» Set problem 1
Answer these about the blog post on the Bride of Christ:
(a) Who sent the writer the question about the term "The Bride"?
(b) Readers committed to which two views are warned they may disagree with the writer's conclusions?
(c) In the Old Testament, to whom do all strong metaphors concerning brides and wives relate?
» Set problem 2
Print word for word everything in the blog post on the Bride of Christ from "Some mystics make" down to "out here and here.".
» Set problem 3
Carry on the blog post about the Bride of Christ from the point where it stops.

» Text extract
Wednesday, September 23, 2015

Inbox: Who’s Getting Married?

The “Bride of Christ” is not a term found in the Bible.

There, I said it.

Someone is bound to take umbrage, because it’s an expression very commonly heard in Christendom. Even the very useful assumes its validity in asking the question “What does it mean that the church is the bride of Christ?” and in going on to note that “In the New Testament, Christ, the Bridegroom, has sacrificially and lovingly chosen the church to be His bride”.

Is that quite right? Let’s have a look.

Go Ahead: Nuke My Day

As he often does, Immanuel Can decided to complicate my day. He fired this off to me last week:
“Have you ever done any thinking about the term ‘The Bride’ as it is used in scripture? I’ve often heard it said it is the Church. However, all the strong metaphors concerning it seem to be used of Israel, and though there are three or four bride-type figures of speech in the NT, I’m not seeing that motif very strongly. What I do see is the Church called ‘His body’, and some reference to bride-like purity or fidelity on the part of Christians. But eschatologically, what can we say about that?

Ever ask yourself? Have a theory?”
Hmm. Do I ever NOT have a theory? It may not be perfectly thought through, but there’s probably a working hypothesis to be dredged out of me somewhere. Although — fair warning — readers committed to Amillennialism or Supersessionism are bound to disagree with my conclusions and may wish to zone out here.


IC is correct that in the Old Testament, all strong metaphors concerning brides and wives clearly relate to Israel or Judah. This is not surprising. In their original context, none of the Old Testament verses applied to the Church by the apostles in Acts or the epistles are obviously about the Church, and the Jews who read them never took them that way.

Some mystics make a case for the Song of Solomon being a book-length allegory for the relationship between Christ and the Church, or alternatively between Jehovah and Israel. Personally, I am reluctant to commit to either interpretive theory, for reasons I set out here and here.

» Dataset rows
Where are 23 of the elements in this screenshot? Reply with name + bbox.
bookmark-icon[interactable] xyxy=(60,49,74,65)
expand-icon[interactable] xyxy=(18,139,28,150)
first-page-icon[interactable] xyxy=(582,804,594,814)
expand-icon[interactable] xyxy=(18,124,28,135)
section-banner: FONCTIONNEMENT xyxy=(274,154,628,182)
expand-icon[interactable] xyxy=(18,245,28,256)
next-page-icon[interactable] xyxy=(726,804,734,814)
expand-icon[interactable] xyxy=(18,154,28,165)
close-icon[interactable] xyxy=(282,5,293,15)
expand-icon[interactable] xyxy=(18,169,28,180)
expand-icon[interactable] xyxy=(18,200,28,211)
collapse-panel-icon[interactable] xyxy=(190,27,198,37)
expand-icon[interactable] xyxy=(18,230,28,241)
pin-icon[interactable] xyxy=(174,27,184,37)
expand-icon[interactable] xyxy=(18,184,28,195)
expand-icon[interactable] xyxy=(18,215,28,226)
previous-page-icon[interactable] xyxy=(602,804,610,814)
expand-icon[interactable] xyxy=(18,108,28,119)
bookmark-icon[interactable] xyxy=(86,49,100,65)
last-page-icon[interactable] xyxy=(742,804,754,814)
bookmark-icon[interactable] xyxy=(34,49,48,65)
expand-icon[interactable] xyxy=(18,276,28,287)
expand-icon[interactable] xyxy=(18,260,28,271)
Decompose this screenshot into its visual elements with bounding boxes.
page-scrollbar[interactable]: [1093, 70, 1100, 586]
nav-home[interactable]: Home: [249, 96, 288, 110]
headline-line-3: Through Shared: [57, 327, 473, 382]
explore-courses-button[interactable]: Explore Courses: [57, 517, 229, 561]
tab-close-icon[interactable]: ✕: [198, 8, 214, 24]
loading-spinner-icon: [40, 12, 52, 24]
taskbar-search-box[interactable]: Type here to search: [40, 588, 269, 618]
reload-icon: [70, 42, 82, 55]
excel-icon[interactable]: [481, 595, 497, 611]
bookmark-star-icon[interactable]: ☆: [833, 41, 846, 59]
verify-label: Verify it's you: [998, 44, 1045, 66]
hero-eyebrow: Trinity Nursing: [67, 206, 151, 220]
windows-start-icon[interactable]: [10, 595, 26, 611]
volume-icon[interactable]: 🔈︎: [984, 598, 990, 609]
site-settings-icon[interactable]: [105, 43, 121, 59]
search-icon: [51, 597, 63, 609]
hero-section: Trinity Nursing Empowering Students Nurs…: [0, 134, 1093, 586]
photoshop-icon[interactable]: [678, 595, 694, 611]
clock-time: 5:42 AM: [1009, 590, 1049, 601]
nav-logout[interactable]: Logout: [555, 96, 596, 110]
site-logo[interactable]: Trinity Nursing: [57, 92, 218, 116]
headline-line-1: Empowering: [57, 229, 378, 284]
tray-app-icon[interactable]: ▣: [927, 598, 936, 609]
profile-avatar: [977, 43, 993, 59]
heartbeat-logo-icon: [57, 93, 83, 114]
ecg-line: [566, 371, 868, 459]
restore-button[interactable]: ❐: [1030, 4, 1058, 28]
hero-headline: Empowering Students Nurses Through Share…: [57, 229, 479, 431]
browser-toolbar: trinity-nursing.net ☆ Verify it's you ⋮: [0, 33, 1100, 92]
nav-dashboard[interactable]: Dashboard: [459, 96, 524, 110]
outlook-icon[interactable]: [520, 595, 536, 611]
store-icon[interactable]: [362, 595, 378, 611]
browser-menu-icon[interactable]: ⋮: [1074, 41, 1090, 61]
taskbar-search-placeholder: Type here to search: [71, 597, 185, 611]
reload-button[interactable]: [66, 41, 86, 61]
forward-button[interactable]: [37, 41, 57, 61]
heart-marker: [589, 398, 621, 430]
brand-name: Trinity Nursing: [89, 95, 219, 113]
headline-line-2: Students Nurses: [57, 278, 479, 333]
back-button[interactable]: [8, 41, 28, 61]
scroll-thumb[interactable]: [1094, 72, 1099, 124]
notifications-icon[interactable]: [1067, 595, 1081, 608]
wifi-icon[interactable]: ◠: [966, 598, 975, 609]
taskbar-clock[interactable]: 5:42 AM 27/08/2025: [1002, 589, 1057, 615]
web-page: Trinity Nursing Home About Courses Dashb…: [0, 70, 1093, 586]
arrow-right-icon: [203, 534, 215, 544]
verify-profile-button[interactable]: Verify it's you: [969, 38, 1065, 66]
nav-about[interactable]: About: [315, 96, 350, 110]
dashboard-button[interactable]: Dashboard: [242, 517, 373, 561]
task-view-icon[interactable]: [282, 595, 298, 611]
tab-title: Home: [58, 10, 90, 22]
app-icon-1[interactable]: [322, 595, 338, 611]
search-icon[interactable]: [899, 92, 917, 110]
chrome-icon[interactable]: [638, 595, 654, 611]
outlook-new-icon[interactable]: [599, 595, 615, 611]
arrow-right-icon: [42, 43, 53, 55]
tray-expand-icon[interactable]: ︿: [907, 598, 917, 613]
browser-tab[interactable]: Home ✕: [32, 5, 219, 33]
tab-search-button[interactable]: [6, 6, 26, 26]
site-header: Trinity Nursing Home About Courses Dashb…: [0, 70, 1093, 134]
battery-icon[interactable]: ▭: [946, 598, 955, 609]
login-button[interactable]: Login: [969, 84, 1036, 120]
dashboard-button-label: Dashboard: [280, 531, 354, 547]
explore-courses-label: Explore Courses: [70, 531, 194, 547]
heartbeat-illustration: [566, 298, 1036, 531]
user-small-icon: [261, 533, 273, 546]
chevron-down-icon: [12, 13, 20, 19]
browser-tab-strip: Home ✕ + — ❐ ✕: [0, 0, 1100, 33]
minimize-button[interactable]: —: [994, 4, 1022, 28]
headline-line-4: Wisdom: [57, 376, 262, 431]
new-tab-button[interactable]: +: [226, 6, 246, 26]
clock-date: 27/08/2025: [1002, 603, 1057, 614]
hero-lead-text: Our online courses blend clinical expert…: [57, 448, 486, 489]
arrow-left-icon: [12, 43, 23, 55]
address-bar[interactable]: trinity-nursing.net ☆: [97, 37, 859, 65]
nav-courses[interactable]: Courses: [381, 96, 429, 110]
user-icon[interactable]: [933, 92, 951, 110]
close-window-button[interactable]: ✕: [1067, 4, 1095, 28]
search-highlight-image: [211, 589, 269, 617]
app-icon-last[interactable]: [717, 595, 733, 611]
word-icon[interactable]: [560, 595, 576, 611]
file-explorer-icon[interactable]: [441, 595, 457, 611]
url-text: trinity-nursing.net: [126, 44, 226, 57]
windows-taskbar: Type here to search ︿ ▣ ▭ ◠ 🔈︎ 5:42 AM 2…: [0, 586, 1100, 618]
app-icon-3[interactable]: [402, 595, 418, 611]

» Written answer 1
(a) Immanuel Can.
(b) Amillennialism and Supersessionism.
(c) Israel or Judah.

» Written answer 2
Some mystics make a case for the Song of Solomon being a book-length allegory for the relationship between Christ and the Church, or alternatively between Jehovah and Israel. Personally, I am reluctant to commit to either interpretive theory, for reasons I set out here and here.

» Written answer 3
So leaving aside Solomon, where does the Old Testament use the bride or wife metaphors?

A.  Bride

Isaiah 62:5 is the only use of “bride” we might take to be a metaphorical reference to Israel, and even that is a bit dubious. It’s really the issue of rejoicing that is primarily in view rather than the wedding ceremony itself.

B.  Wife

The “wife” metaphor shows up primarily in Isaiah, Jeremiah and especially Hosea:

1.  Isaiah

Isaiah says of Israel that “your Maker is your husband” and “The Lord has called you like a wife deserted and grieved in spirit”.

Now we must remember that these are metaphors, not reality. We are talking about a relationship between God and a nation of human beings that in its level of divine commitment and in its intended permanence and ideal intimacy finds its best possible analogy in the institution of marriage.

That analogy is imperfect. We must be careful not to stretch a metaphor to the breaking point. Nobody is really “marrying” anybody.

2.  Jeremiah

We quickly arrive at one possible danger in stretching a metaphor, grouping unrelated uses of a metaphor or applying a metaphor beyond its immediate context. Jeremiah 3 uses the wife metaphor to refer to both Israel and Judah. Unless we want to visualize God as a polygamist, we need to recognize that we are talking about unions that are in some ways LIKE MARRIAGE, not actual marriages.

3.  Hosea

Hosea 2 is a sustained marriage metaphor that compares idolatry to adultery and suggests that if God’s relationship with Israel were a real marriage, he would have divorced her.


Things I Am Deliberately Ignoring

I am going to overlook the Lord’s reference to a bridegroom (and therefore implicitly to a bride) in the Parable of the Ten Virgins, and for good reason. The kingdom of heaven is said to be like ten virgins (five foolish, five wise). But we can stop there. If we are going to force every “bride” reference into a single interpretation, this parable will stump us. If the “wise virgins” represent the faithful in the kingdom of heaven, how can the faithful be simultaneously represented in the very same parable by the Bridegroom’s intended?

A more coherent interpretation is that the metaphorical “bride” in this parable is not intended to represent either the Church or faithful Israel at all. There are few better illustrations of the dangers of taking a metaphor outside its immediate context and stretching it beyond its intended meaning.

For similar reasons, I am also ignoring the words of the Lord in Mark 2:19 that mention a bridegroom and his friends. I don’t think the implicit bride in that allegory is of any consequence to our discussion at all.

I am further dismissing Paul’s reference to the Corinthians in which he declares “I betrothed you to one husband, to present you as a pure virgin to Christ” as irrelevant to the present subject. It cannot possibly speak of the Church generally. It clearly refers to the Corinthian believers only.

Once again, understanding a metaphor in its context is a vastly superior methodology than arbitrarily grouping all references to a particular Greek word and hoping (or assuming) they mean the same thing.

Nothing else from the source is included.